(Structured figure records)
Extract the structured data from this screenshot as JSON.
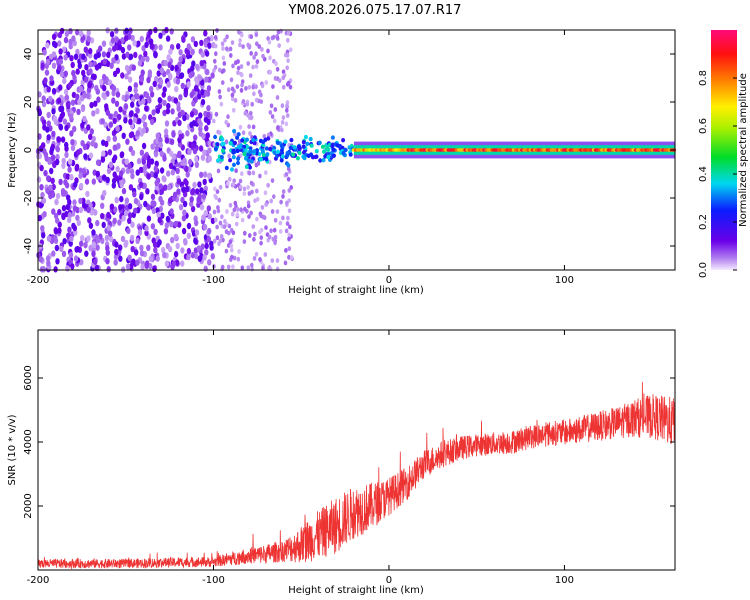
{
  "page_title": "YM08.2026.075.17.07.R17",
  "colors": {
    "snr_line": "#ee3333",
    "axis": "#000000",
    "background": "#ffffff"
  },
  "chart_data": [
    {
      "type": "heatmap",
      "title": "YM08.2026.075.17.07.R17",
      "xlabel": "Height of straight line (km)",
      "ylabel": "Frequency (Hz)",
      "xlim": [
        -200,
        163
      ],
      "ylim": [
        -50,
        50
      ],
      "xticks": [
        -200,
        -100,
        0,
        100
      ],
      "xtick_labels": [
        "-200",
        "-100",
        "0",
        "100"
      ],
      "yticks": [
        -40,
        -20,
        0,
        20,
        40
      ],
      "ytick_labels": [
        "-40",
        "-20",
        "0",
        "20",
        "40"
      ],
      "colorbar": {
        "label": "Normalized spectral amplitude",
        "range": [
          0,
          1
        ],
        "ticks": [
          0.0,
          0.2,
          0.4,
          0.6,
          0.8
        ],
        "tick_labels": [
          "0.0",
          "0.2",
          "0.4",
          "0.6",
          "0.8"
        ],
        "colormap": "rainbow (purple-blue-cyan-green-yellow-red-magenta)"
      },
      "description_regions": [
        {
          "x_range": [
            -200,
            -100
          ],
          "y_range": [
            -50,
            50
          ],
          "amplitude": [
            0.05,
            0.25
          ],
          "pattern": "diffuse scattered noise"
        },
        {
          "x_range": [
            -100,
            -55
          ],
          "y_range": [
            -50,
            50
          ],
          "amplitude": [
            0.0,
            0.08
          ],
          "pattern": "faint noise"
        },
        {
          "x_range": [
            -100,
            -20
          ],
          "y_range": [
            -5,
            5
          ],
          "amplitude": [
            0.2,
            0.5
          ],
          "pattern": "broadened signal"
        },
        {
          "x_range": [
            -20,
            163
          ],
          "y_range": [
            -1.5,
            1.5
          ],
          "amplitude": [
            0.5,
            1.0
          ],
          "pattern": "narrow tone near 0 Hz"
        }
      ]
    },
    {
      "type": "line",
      "xlabel": "Height of straight line (km)",
      "ylabel": "SNR (10 * v/v)",
      "xlim": [
        -200,
        163
      ],
      "ylim": [
        0,
        7500
      ],
      "xticks": [
        -200,
        -100,
        0,
        100
      ],
      "xtick_labels": [
        "-200",
        "-100",
        "0",
        "100"
      ],
      "yticks": [
        2000,
        4000,
        6000
      ],
      "ytick_labels": [
        "2000",
        "4000",
        "6000"
      ],
      "series": [
        {
          "name": "SNR",
          "color": "#ee3333",
          "trend_x": [
            -200,
            -150,
            -120,
            -100,
            -90,
            -80,
            -70,
            -60,
            -50,
            -40,
            -30,
            -20,
            -10,
            0,
            10,
            20,
            30,
            40,
            50,
            60,
            70,
            80,
            90,
            100,
            110,
            120,
            130,
            140,
            150,
            163
          ],
          "trend_y": [
            200,
            200,
            240,
            250,
            350,
            450,
            500,
            600,
            800,
            1100,
            1400,
            1800,
            2000,
            2300,
            2700,
            3300,
            3600,
            3800,
            3900,
            3950,
            4000,
            4150,
            4250,
            4300,
            4400,
            4500,
            4600,
            4750,
            4800,
            4600
          ],
          "noise_x": [
            -200,
            -100,
            -60,
            -45,
            -30,
            -15,
            0,
            20,
            50,
            100,
            130,
            150,
            163
          ],
          "noise_y": [
            140,
            160,
            350,
            700,
            900,
            800,
            600,
            450,
            350,
            400,
            500,
            700,
            800
          ]
        }
      ]
    }
  ]
}
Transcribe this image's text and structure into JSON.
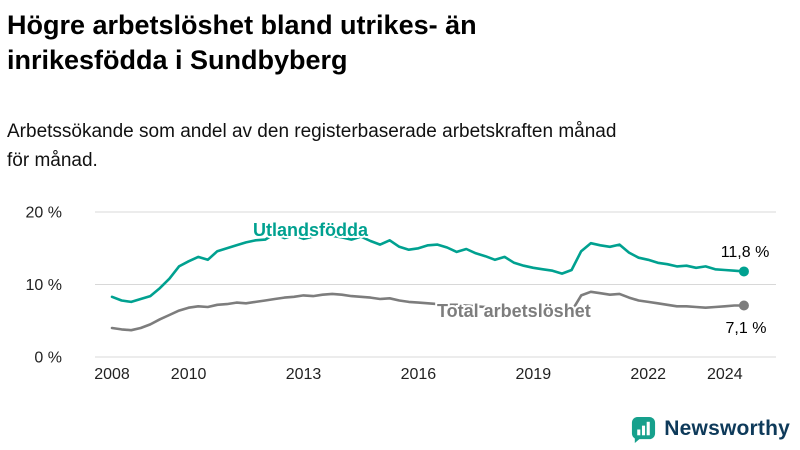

Exercise directions ▸ Every entry must be transcribed exactly. Pictures do not belong in the copy.

Answer below ▸
Extract the structured data from this screenshot as JSON.
{
  "page_title": "YM08.2026.075.17.07.R17",
  "colors": {
    "snr_line": "#ee3333",
    "axis": "#000000",
    "background": "#ffffff"
  },
  "chart_data": [
    {
      "type": "heatmap",
      "title": "YM08.2026.075.17.07.R17",
      "xlabel": "Height of straight line (km)",
      "ylabel": "Frequency (Hz)",
      "xlim": [
        -200,
        163
      ],
      "ylim": [
        -50,
        50
      ],
      "xticks": [
        -200,
        -100,
        0,
        100
      ],
      "xtick_labels": [
        "-200",
        "-100",
        "0",
        "100"
      ],
      "yticks": [
        -40,
        -20,
        0,
        20,
        40
      ],
      "ytick_labels": [
        "-40",
        "-20",
        "0",
        "20",
        "40"
      ],
      "colorbar": {
        "label": "Normalized spectral amplitude",
        "range": [
          0,
          1
        ],
        "ticks": [
          0.0,
          0.2,
          0.4,
          0.6,
          0.8
        ],
        "tick_labels": [
          "0.0",
          "0.2",
          "0.4",
          "0.6",
          "0.8"
        ],
        "colormap": "rainbow (purple-blue-cyan-green-yellow-red-magenta)"
      },
      "description_regions": [
        {
          "x_range": [
            -200,
            -100
          ],
          "y_range": [
            -50,
            50
          ],
          "amplitude": [
            0.05,
            0.25
          ],
          "pattern": "diffuse scattered noise"
        },
        {
          "x_range": [
            -100,
            -55
          ],
          "y_range": [
            -50,
            50
          ],
          "amplitude": [
            0.0,
            0.08
          ],
          "pattern": "faint noise"
        },
        {
          "x_range": [
            -100,
            -20
          ],
          "y_range": [
            -5,
            5
          ],
          "amplitude": [
            0.2,
            0.5
          ],
          "pattern": "broadened signal"
        },
        {
          "x_range": [
            -20,
            163
          ],
          "y_range": [
            -1.5,
            1.5
          ],
          "amplitude": [
            0.5,
            1.0
          ],
          "pattern": "narrow tone near 0 Hz"
        }
      ]
    },
    {
      "type": "line",
      "xlabel": "Height of straight line (km)",
      "ylabel": "SNR (10 * v/v)",
      "xlim": [
        -200,
        163
      ],
      "ylim": [
        0,
        7500
      ],
      "xticks": [
        -200,
        -100,
        0,
        100
      ],
      "xtick_labels": [
        "-200",
        "-100",
        "0",
        "100"
      ],
      "yticks": [
        2000,
        4000,
        6000
      ],
      "ytick_labels": [
        "2000",
        "4000",
        "6000"
      ],
      "series": [
        {
          "name": "SNR",
          "color": "#ee3333",
          "trend_x": [
            -200,
            -150,
            -120,
            -100,
            -90,
            -80,
            -70,
            -60,
            -50,
            -40,
            -30,
            -20,
            -10,
            0,
            10,
            20,
            30,
            40,
            50,
            60,
            70,
            80,
            90,
            100,
            110,
            120,
            130,
            140,
            150,
            163
          ],
          "trend_y": [
            200,
            200,
            240,
            250,
            350,
            450,
            500,
            600,
            800,
            1100,
            1400,
            1800,
            2000,
            2300,
            2700,
            3300,
            3600,
            3800,
            3900,
            3950,
            4000,
            4150,
            4250,
            4300,
            4400,
            4500,
            4600,
            4750,
            4800,
            4600
          ],
          "noise_x": [
            -200,
            -100,
            -60,
            -45,
            -30,
            -15,
            0,
            20,
            50,
            100,
            130,
            150,
            163
          ],
          "noise_y": [
            140,
            160,
            350,
            700,
            900,
            800,
            600,
            450,
            350,
            400,
            500,
            700,
            800
          ]
        }
      ]
    }
  ]
}
Transcribe this image's text and structure into JSON.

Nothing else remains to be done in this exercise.